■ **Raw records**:
>>>

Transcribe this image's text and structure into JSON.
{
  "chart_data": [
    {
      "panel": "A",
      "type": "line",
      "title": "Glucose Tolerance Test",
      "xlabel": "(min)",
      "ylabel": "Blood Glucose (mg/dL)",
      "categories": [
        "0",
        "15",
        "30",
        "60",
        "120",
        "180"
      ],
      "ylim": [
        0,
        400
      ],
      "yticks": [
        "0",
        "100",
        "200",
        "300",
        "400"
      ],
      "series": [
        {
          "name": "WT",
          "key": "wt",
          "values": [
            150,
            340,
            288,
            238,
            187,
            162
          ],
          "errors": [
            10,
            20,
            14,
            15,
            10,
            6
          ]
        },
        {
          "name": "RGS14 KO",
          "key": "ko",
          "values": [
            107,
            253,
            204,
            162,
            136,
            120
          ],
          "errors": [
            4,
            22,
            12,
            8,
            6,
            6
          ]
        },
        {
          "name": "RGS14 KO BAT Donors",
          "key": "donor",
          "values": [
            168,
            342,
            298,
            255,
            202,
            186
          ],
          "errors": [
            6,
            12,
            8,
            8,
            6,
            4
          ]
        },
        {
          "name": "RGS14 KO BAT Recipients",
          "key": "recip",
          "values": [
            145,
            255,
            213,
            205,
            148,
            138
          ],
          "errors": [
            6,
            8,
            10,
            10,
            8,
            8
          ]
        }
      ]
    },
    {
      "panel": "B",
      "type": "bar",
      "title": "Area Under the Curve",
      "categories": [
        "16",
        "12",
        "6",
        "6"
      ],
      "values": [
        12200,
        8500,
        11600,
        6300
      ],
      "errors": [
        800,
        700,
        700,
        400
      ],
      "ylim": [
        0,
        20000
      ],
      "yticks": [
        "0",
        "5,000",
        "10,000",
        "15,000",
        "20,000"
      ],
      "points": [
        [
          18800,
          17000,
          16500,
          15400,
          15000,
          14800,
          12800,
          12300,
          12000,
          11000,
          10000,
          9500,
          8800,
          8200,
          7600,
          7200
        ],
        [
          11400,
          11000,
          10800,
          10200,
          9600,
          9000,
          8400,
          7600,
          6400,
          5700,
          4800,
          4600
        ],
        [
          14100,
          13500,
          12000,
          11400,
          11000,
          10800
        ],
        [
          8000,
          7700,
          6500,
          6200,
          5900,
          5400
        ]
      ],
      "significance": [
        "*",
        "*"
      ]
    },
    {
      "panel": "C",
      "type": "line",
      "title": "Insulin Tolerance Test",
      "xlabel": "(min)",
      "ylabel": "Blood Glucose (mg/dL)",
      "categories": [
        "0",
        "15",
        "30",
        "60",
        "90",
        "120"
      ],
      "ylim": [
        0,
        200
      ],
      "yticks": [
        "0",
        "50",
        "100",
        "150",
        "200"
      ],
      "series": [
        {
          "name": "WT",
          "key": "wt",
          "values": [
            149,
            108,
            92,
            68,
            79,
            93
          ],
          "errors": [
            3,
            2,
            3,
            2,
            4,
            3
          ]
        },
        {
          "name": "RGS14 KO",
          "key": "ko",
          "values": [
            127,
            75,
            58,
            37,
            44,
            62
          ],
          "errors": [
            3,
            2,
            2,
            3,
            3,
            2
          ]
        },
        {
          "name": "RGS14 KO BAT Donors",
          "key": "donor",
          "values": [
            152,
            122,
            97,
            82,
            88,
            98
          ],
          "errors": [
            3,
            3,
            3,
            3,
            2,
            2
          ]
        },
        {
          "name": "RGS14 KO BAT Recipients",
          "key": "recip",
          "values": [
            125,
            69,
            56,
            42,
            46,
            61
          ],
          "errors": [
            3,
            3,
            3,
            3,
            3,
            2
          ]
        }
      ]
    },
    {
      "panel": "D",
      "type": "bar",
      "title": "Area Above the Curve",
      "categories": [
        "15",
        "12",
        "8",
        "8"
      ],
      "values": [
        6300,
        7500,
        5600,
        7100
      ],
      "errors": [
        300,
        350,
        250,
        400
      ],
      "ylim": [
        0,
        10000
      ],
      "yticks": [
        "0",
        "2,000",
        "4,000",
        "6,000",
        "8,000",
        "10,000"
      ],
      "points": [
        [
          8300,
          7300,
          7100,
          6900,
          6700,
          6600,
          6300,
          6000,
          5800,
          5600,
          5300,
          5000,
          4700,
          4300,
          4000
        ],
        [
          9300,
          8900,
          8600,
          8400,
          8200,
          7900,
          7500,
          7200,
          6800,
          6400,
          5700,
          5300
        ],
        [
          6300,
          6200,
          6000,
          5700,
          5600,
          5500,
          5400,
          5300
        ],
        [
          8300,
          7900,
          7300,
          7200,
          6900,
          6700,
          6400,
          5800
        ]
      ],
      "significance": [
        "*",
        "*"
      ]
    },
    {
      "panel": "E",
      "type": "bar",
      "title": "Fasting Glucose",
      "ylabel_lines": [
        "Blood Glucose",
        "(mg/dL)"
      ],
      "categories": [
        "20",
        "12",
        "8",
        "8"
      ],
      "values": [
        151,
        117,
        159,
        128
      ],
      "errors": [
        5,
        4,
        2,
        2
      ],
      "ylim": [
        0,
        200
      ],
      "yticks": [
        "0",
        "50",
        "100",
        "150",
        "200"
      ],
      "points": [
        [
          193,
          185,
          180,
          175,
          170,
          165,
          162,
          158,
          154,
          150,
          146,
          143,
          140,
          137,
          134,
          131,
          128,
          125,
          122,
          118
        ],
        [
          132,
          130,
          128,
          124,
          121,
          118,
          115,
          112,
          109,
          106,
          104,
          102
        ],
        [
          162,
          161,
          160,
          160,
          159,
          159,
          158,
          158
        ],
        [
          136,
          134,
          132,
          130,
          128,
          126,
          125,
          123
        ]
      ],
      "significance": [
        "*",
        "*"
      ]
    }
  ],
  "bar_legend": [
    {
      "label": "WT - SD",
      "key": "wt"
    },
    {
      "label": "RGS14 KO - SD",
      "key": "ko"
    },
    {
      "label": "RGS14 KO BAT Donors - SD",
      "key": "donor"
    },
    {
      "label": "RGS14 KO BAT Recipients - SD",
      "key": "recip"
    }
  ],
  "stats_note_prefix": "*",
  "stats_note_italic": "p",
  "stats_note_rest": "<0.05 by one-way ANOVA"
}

<<<

■ **Exercise details**:
Set down each entry again, unchanged.

■ **Task response**:
Transcribe this image's text and structure into JSON.
{
  "chart_data": [
    {
      "panel": "A",
      "type": "line",
      "title": "Glucose Tolerance Test",
      "xlabel": "(min)",
      "ylabel": "Blood Glucose (mg/dL)",
      "categories": [
        "0",
        "15",
        "30",
        "60",
        "120",
        "180"
      ],
      "ylim": [
        0,
        400
      ],
      "yticks": [
        "0",
        "100",
        "200",
        "300",
        "400"
      ],
      "series": [
        {
          "name": "WT",
          "key": "wt",
          "values": [
            150,
            340,
            288,
            238,
            187,
            162
          ],
          "errors": [
            10,
            20,
            14,
            15,
            10,
            6
          ]
        },
        {
          "name": "RGS14 KO",
          "key": "ko",
          "values": [
            107,
            253,
            204,
            162,
            136,
            120
          ],
          "errors": [
            4,
            22,
            12,
            8,
            6,
            6
          ]
        },
        {
          "name": "RGS14 KO BAT Donors",
          "key": "donor",
          "values": [
            168,
            342,
            298,
            255,
            202,
            186
          ],
          "errors": [
            6,
            12,
            8,
            8,
            6,
            4
          ]
        },
        {
          "name": "RGS14 KO BAT Recipients",
          "key": "recip",
          "values": [
            145,
            255,
            213,
            205,
            148,
            138
          ],
          "errors": [
            6,
            8,
            10,
            10,
            8,
            8
          ]
        }
      ]
    },
    {
      "panel": "B",
      "type": "bar",
      "title": "Area Under the Curve",
      "categories": [
        "16",
        "12",
        "6",
        "6"
      ],
      "values": [
        12200,
        8500,
        11600,
        6300
      ],
      "errors": [
        800,
        700,
        700,
        400
      ],
      "ylim": [
        0,
        20000
      ],
      "yticks": [
        "0",
        "5,000",
        "10,000",
        "15,000",
        "20,000"
      ],
      "points": [
        [
          18800,
          17000,
          16500,
          15400,
          15000,
          14800,
          12800,
          12300,
          12000,
          11000,
          10000,
          9500,
          8800,
          8200,
          7600,
          7200
        ],
        [
          11400,
          11000,
          10800,
          10200,
          9600,
          9000,
          8400,
          7600,
          6400,
          5700,
          4800,
          4600
        ],
        [
          14100,
          13500,
          12000,
          11400,
          11000,
          10800
        ],
        [
          8000,
          7700,
          6500,
          6200,
          5900,
          5400
        ]
      ],
      "significance": [
        "*",
        "*"
      ]
    },
    {
      "panel": "C",
      "type": "line",
      "title": "Insulin Tolerance Test",
      "xlabel": "(min)",
      "ylabel": "Blood Glucose (mg/dL)",
      "categories": [
        "0",
        "15",
        "30",
        "60",
        "90",
        "120"
      ],
      "ylim": [
        0,
        200
      ],
      "yticks": [
        "0",
        "50",
        "100",
        "150",
        "200"
      ],
      "series": [
        {
          "name": "WT",
          "key": "wt",
          "values": [
            149,
            108,
            92,
            68,
            79,
            93
          ],
          "errors": [
            3,
            2,
            3,
            2,
            4,
            3
          ]
        },
        {
          "name": "RGS14 KO",
          "key": "ko",
          "values": [
            127,
            75,
            58,
            37,
            44,
            62
          ],
          "errors": [
            3,
            2,
            2,
            3,
            3,
            2
          ]
        },
        {
          "name": "RGS14 KO BAT Donors",
          "key": "donor",
          "values": [
            152,
            122,
            97,
            82,
            88,
            98
          ],
          "errors": [
            3,
            3,
            3,
            3,
            2,
            2
          ]
        },
        {
          "name": "RGS14 KO BAT Recipients",
          "key": "recip",
          "values": [
            125,
            69,
            56,
            42,
            46,
            61
          ],
          "errors": [
            3,
            3,
            3,
            3,
            3,
            2
          ]
        }
      ]
    },
    {
      "panel": "D",
      "type": "bar",
      "title": "Area Above the Curve",
      "categories": [
        "15",
        "12",
        "8",
        "8"
      ],
      "values": [
        6300,
        7500,
        5600,
        7100
      ],
      "errors": [
        300,
        350,
        250,
        400
      ],
      "ylim": [
        0,
        10000
      ],
      "yticks": [
        "0",
        "2,000",
        "4,000",
        "6,000",
        "8,000",
        "10,000"
      ],
      "points": [
        [
          8300,
          7300,
          7100,
          6900,
          6700,
          6600,
          6300,
          6000,
          5800,
          5600,
          5300,
          5000,
          4700,
          4300,
          4000
        ],
        [
          9300,
          8900,
          8600,
          8400,
          8200,
          7900,
          7500,
          7200,
          6800,
          6400,
          5700,
          5300
        ],
        [
          6300,
          6200,
          6000,
          5700,
          5600,
          5500,
          5400,
          5300
        ],
        [
          8300,
          7900,
          7300,
          7200,
          6900,
          6700,
          6400,
          5800
        ]
      ],
      "significance": [
        "*",
        "*"
      ]
    },
    {
      "panel": "E",
      "type": "bar",
      "title": "Fasting Glucose",
      "ylabel_lines": [
        "Blood Glucose",
        "(mg/dL)"
      ],
      "categories": [
        "20",
        "12",
        "8",
        "8"
      ],
      "values": [
        151,
        117,
        159,
        128
      ],
      "errors": [
        5,
        4,
        2,
        2
      ],
      "ylim": [
        0,
        200
      ],
      "yticks": [
        "0",
        "50",
        "100",
        "150",
        "200"
      ],
      "points": [
        [
          193,
          185,
          180,
          175,
          170,
          165,
          162,
          158,
          154,
          150,
          146,
          143,
          140,
          137,
          134,
          131,
          128,
          125,
          122,
          118
        ],
        [
          132,
          130,
          128,
          124,
          121,
          118,
          115,
          112,
          109,
          106,
          104,
          102
        ],
        [
          162,
          161,
          160,
          160,
          159,
          159,
          158,
          158
        ],
        [
          136,
          134,
          132,
          130,
          128,
          126,
          125,
          123
        ]
      ],
      "significance": [
        "*",
        "*"
      ]
    }
  ],
  "bar_legend": [
    {
      "label": "WT - SD",
      "key": "wt"
    },
    {
      "label": "RGS14 KO - SD",
      "key": "ko"
    },
    {
      "label": "RGS14 KO BAT Donors - SD",
      "key": "donor"
    },
    {
      "label": "RGS14 KO BAT Recipients - SD",
      "key": "recip"
    }
  ],
  "stats_note_prefix": "*",
  "stats_note_italic": "p",
  "stats_note_rest": "<0.05 by one-way ANOVA"
}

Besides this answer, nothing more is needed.